**Do this:**
Extract the lines of the rows that begin with the line containing "I need the location" and end with the line containing "- sub-wave-b-label: (b): [794, 468, 805, 477]", including both of those lines, and copy them verbatim. Leave the pictures out of your answer.

━━ Supplied entries

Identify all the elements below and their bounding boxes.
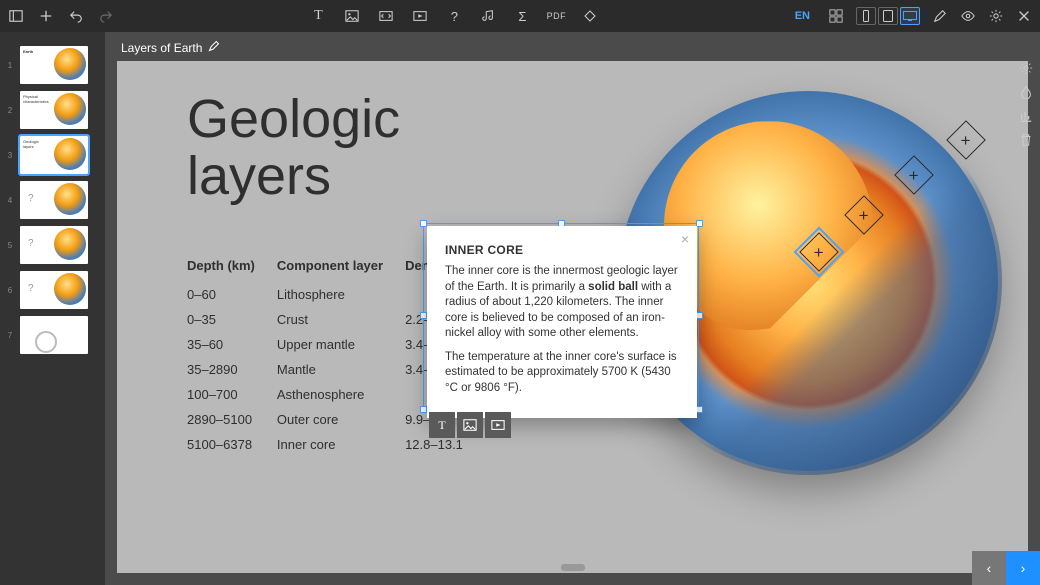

━━━━
━━ Supplied entries

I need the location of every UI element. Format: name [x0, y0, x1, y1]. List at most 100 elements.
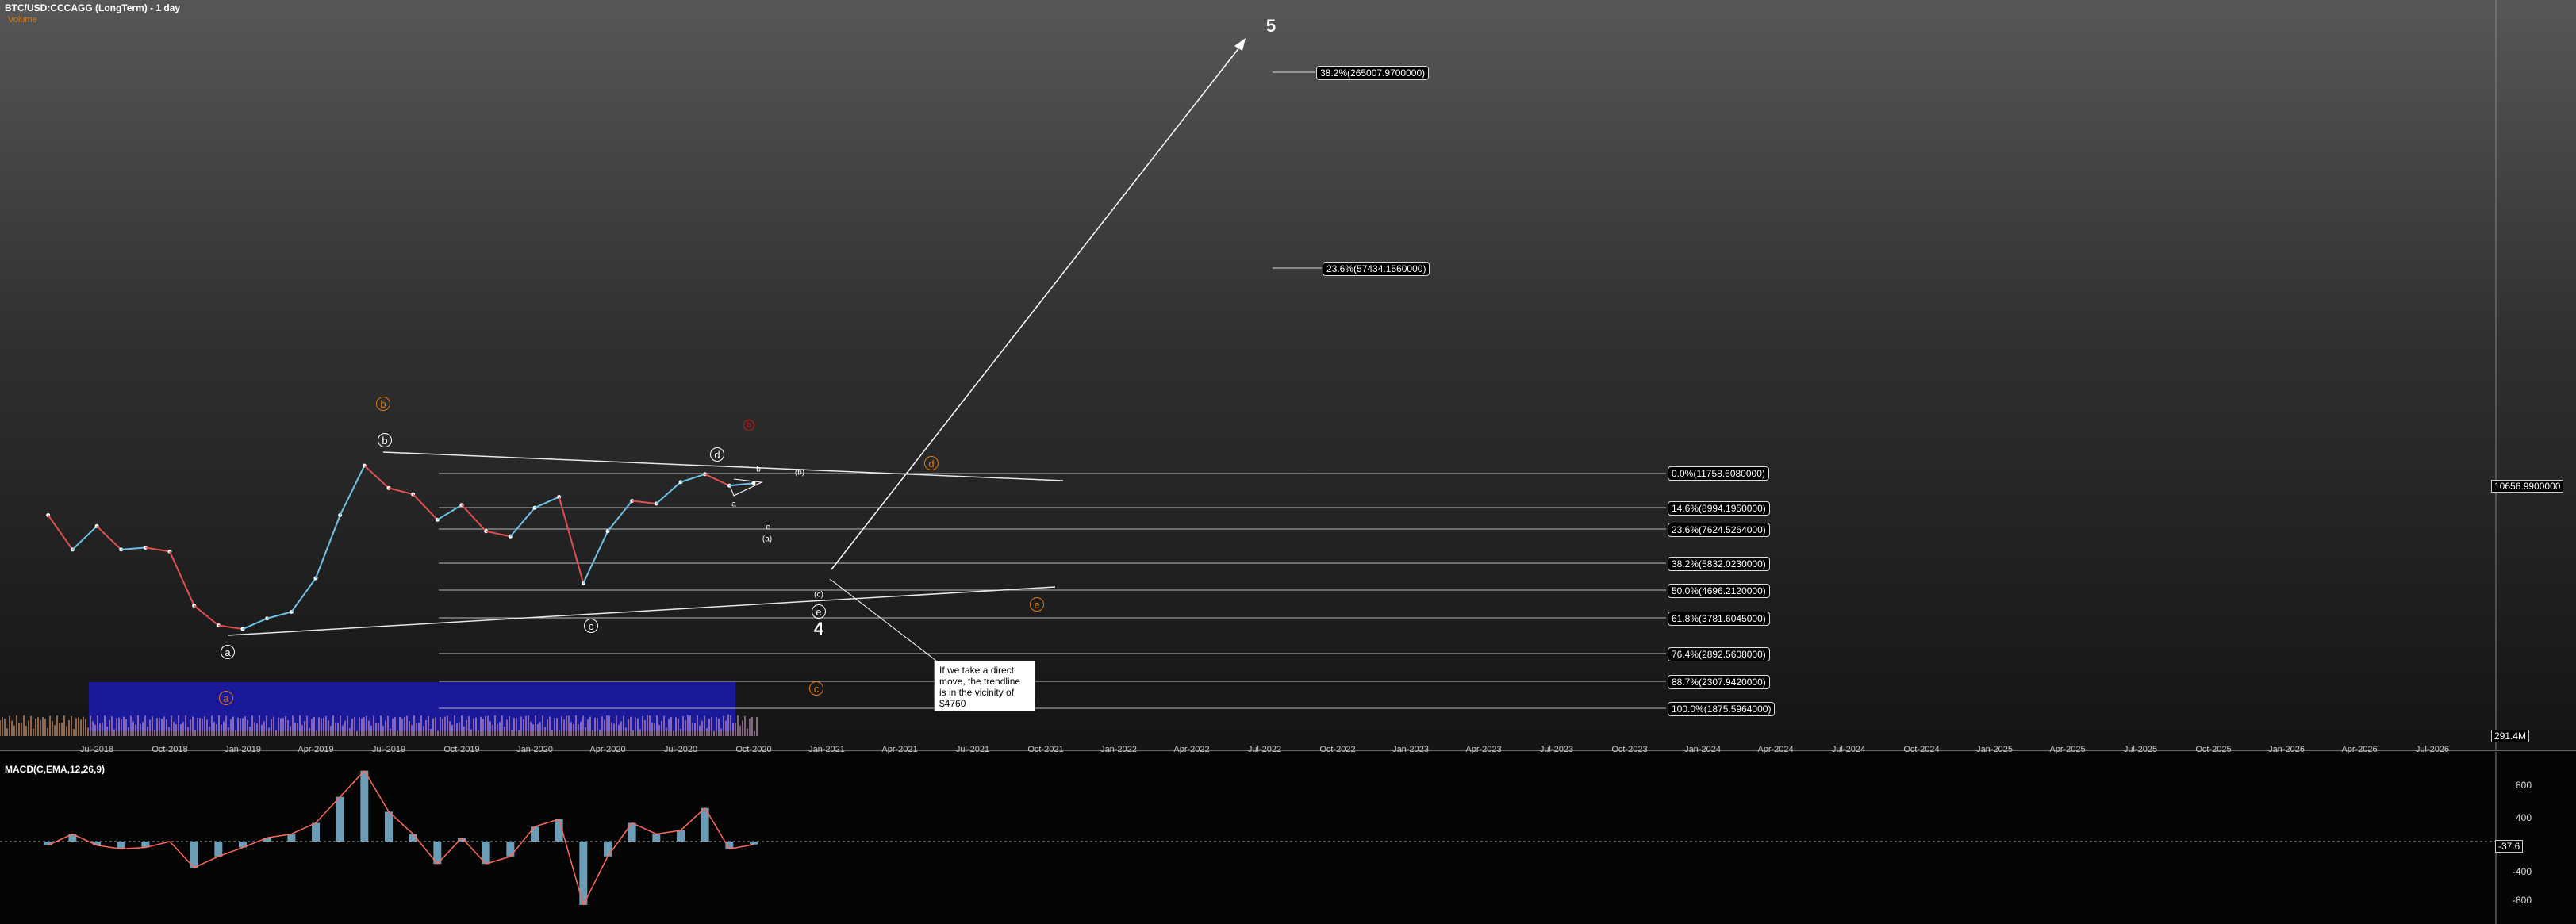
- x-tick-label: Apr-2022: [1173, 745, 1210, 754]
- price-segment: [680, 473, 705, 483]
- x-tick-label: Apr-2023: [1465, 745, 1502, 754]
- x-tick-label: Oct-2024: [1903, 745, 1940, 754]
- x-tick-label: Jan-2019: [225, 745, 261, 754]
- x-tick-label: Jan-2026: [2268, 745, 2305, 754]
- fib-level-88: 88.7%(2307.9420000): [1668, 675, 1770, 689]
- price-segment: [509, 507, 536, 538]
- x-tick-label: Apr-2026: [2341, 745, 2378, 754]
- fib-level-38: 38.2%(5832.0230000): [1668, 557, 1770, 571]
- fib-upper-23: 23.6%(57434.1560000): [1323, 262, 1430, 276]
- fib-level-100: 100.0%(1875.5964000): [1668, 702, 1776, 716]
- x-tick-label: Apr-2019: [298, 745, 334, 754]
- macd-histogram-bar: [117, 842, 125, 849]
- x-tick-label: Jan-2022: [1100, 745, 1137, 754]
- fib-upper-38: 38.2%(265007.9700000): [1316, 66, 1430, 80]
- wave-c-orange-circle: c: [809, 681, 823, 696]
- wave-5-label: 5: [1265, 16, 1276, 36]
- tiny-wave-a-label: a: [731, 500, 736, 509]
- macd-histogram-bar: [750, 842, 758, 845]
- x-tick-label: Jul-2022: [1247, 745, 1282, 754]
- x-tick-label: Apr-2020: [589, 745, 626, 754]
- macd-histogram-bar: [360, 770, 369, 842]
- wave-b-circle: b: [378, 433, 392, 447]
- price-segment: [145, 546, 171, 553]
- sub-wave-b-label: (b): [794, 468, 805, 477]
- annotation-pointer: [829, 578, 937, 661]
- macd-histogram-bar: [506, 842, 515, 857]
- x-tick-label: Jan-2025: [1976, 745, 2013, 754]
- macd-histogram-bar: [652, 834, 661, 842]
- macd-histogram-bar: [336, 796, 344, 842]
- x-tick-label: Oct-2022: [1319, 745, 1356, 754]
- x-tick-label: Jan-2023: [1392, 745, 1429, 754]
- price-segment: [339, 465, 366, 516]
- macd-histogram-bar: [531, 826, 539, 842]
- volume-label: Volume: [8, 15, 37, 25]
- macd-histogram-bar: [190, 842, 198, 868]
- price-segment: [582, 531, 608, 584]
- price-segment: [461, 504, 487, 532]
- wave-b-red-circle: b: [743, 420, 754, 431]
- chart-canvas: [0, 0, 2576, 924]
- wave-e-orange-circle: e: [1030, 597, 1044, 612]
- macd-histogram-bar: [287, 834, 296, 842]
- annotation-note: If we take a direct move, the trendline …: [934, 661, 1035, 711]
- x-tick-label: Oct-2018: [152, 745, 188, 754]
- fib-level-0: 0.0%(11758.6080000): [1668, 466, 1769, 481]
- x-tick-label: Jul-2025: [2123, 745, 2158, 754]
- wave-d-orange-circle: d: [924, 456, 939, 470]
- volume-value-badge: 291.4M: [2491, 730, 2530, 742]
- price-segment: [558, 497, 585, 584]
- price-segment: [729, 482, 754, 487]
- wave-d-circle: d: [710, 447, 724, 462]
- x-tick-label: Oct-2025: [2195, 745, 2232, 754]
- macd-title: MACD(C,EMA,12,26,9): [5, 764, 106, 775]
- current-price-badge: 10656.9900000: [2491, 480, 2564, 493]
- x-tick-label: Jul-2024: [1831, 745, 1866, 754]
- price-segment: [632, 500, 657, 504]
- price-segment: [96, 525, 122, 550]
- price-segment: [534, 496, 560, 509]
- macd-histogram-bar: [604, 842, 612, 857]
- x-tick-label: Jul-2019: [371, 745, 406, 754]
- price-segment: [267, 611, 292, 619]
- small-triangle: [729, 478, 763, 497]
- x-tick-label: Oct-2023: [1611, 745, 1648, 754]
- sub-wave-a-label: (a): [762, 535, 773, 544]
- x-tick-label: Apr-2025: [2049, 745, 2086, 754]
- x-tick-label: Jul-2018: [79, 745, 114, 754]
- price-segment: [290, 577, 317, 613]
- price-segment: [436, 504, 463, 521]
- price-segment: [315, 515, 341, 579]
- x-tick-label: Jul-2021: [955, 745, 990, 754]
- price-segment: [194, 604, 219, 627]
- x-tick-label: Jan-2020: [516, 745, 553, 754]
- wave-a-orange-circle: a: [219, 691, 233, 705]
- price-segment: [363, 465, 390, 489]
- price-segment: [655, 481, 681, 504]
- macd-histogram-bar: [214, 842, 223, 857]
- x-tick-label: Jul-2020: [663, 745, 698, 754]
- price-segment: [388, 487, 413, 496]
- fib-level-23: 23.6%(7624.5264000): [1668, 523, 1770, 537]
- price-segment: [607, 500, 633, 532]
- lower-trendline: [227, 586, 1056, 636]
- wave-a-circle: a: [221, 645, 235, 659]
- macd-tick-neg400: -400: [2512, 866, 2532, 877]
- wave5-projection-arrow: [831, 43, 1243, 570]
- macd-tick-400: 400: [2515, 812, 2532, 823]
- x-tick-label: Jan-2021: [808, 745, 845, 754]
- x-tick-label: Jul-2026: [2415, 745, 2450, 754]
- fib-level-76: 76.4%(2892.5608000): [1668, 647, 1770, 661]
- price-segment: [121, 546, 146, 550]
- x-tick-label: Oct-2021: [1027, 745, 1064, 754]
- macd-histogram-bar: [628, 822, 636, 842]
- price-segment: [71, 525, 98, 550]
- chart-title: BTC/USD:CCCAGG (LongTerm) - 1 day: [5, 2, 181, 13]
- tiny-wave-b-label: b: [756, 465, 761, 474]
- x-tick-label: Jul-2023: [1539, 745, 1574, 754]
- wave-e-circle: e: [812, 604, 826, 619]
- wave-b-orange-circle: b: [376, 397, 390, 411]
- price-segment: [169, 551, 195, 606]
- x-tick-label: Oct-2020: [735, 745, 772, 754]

━━━━
━━ Supplied entries

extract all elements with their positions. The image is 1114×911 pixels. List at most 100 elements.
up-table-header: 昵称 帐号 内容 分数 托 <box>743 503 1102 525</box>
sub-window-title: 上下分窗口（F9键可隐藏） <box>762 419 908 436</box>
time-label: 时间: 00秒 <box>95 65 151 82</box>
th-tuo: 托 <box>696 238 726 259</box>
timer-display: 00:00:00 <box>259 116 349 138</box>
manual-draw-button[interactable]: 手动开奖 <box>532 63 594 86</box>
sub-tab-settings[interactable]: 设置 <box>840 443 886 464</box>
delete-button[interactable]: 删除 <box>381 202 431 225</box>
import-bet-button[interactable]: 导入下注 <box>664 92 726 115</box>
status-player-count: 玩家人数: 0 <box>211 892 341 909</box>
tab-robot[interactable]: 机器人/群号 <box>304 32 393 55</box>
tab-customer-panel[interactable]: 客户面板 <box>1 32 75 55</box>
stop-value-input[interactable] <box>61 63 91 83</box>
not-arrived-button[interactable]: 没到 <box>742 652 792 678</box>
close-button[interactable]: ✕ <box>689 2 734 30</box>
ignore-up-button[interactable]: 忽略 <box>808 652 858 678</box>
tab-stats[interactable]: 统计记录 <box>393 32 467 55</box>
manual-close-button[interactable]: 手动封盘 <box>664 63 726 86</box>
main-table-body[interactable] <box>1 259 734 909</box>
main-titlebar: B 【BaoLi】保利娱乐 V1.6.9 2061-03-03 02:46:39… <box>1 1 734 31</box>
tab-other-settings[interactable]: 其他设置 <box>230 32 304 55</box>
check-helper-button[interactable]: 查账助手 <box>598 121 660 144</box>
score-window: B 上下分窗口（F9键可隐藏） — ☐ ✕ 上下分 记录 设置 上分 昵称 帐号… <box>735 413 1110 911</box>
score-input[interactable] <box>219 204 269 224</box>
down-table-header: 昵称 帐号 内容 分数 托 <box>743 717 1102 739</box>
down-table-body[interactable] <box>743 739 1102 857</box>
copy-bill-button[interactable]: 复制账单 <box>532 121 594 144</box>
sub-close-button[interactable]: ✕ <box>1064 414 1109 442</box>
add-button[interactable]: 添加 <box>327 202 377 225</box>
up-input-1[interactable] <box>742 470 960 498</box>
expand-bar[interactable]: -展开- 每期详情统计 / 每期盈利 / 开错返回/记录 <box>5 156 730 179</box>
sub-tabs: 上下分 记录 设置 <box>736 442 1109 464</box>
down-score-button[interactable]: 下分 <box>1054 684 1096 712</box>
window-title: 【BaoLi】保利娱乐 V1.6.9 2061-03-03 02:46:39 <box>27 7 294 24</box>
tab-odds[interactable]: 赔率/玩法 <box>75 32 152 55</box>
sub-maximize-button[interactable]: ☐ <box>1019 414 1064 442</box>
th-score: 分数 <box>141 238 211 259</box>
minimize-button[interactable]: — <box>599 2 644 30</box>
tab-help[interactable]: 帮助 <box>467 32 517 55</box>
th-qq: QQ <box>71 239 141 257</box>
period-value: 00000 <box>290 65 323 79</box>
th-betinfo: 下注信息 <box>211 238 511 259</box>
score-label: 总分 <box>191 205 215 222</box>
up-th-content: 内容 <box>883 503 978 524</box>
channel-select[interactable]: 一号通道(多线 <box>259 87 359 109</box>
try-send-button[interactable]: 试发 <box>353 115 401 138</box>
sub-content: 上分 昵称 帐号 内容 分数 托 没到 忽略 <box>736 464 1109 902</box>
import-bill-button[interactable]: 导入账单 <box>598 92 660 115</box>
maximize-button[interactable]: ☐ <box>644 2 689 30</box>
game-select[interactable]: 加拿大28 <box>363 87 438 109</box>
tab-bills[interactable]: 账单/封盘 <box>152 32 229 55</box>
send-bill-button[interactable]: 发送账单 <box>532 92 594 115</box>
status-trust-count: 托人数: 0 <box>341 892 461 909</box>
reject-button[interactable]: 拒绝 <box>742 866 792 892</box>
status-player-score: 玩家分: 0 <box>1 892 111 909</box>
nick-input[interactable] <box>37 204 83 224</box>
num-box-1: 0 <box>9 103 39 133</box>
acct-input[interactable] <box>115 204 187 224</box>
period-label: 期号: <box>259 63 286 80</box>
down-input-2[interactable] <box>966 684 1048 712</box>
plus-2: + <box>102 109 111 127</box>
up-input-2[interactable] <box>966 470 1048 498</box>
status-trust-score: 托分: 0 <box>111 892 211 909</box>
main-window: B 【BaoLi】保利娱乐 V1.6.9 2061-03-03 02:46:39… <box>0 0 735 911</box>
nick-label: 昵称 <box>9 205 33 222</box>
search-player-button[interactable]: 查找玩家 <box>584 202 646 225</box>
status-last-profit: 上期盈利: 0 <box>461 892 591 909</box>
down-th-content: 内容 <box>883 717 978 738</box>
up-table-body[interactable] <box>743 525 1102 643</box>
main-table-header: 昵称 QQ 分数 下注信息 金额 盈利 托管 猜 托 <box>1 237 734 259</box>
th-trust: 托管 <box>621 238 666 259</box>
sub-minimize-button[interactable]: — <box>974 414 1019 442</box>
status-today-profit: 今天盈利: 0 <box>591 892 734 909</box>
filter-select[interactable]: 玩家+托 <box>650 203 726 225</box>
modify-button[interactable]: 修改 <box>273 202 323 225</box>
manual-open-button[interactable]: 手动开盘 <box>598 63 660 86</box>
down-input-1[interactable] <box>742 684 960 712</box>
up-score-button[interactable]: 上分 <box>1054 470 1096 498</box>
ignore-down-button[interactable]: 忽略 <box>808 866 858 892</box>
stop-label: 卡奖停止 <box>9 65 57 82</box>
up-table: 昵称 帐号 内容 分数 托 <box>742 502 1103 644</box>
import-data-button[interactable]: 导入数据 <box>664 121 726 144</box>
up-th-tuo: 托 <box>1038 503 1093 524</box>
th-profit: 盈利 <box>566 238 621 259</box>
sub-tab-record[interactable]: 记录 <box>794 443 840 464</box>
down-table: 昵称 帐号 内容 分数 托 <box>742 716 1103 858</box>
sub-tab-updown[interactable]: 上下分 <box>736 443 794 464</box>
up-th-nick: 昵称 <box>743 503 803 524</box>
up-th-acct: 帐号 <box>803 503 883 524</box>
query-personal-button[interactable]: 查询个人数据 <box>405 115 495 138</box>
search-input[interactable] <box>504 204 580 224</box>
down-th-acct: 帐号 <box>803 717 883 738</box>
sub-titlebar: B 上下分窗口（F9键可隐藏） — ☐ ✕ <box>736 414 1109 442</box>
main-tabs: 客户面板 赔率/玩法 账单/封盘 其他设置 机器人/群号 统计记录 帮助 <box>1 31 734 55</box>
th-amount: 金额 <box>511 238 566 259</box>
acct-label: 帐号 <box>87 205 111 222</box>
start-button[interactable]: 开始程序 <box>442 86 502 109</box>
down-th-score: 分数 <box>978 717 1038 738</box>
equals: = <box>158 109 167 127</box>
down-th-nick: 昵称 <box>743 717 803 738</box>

━━━━

**Final result:**
I need the location of every UI element. Format: name [x0, y0, x1, y1]. List at most 100 elements.
- x-tick-label: Apr-2022: [1173, 745, 1210, 754]
- price-segment: [680, 473, 705, 483]
- x-tick-label: Apr-2023: [1465, 745, 1502, 754]
- x-tick-label: Oct-2024: [1903, 745, 1940, 754]
- x-tick-label: Jan-2019: [225, 745, 261, 754]
- x-tick-label: Jan-2026: [2268, 745, 2305, 754]
- fib-level-88: 88.7%(2307.9420000): [1668, 675, 1770, 689]
- price-segment: [509, 507, 536, 538]
- x-tick-label: Apr-2026: [2341, 745, 2378, 754]
- fib-level-38: 38.2%(5832.0230000): [1668, 557, 1770, 571]
- fib-upper-23: 23.6%(57434.1560000): [1323, 262, 1430, 276]
- fib-level-100: 100.0%(1875.5964000): [1668, 702, 1776, 716]
- x-tick-label: Apr-2019: [298, 745, 334, 754]
- macd-histogram-bar: [117, 842, 125, 849]
- x-tick-label: Jan-2022: [1100, 745, 1137, 754]
- fib-upper-38: 38.2%(265007.9700000): [1316, 66, 1430, 80]
- wave-c-orange-circle: c: [809, 681, 823, 696]
- wave-5-label: 5: [1265, 16, 1276, 36]
- tiny-wave-a-label: a: [731, 500, 736, 509]
- macd-histogram-bar: [750, 842, 758, 845]
- x-tick-label: Jul-2022: [1247, 745, 1282, 754]
- x-tick-label: Apr-2020: [589, 745, 626, 754]
- macd-histogram-bar: [360, 770, 369, 842]
- wave-b-circle: b: [378, 433, 392, 447]
- price-segment: [145, 546, 171, 553]
- sub-wave-b-label: (b): [794, 468, 805, 477]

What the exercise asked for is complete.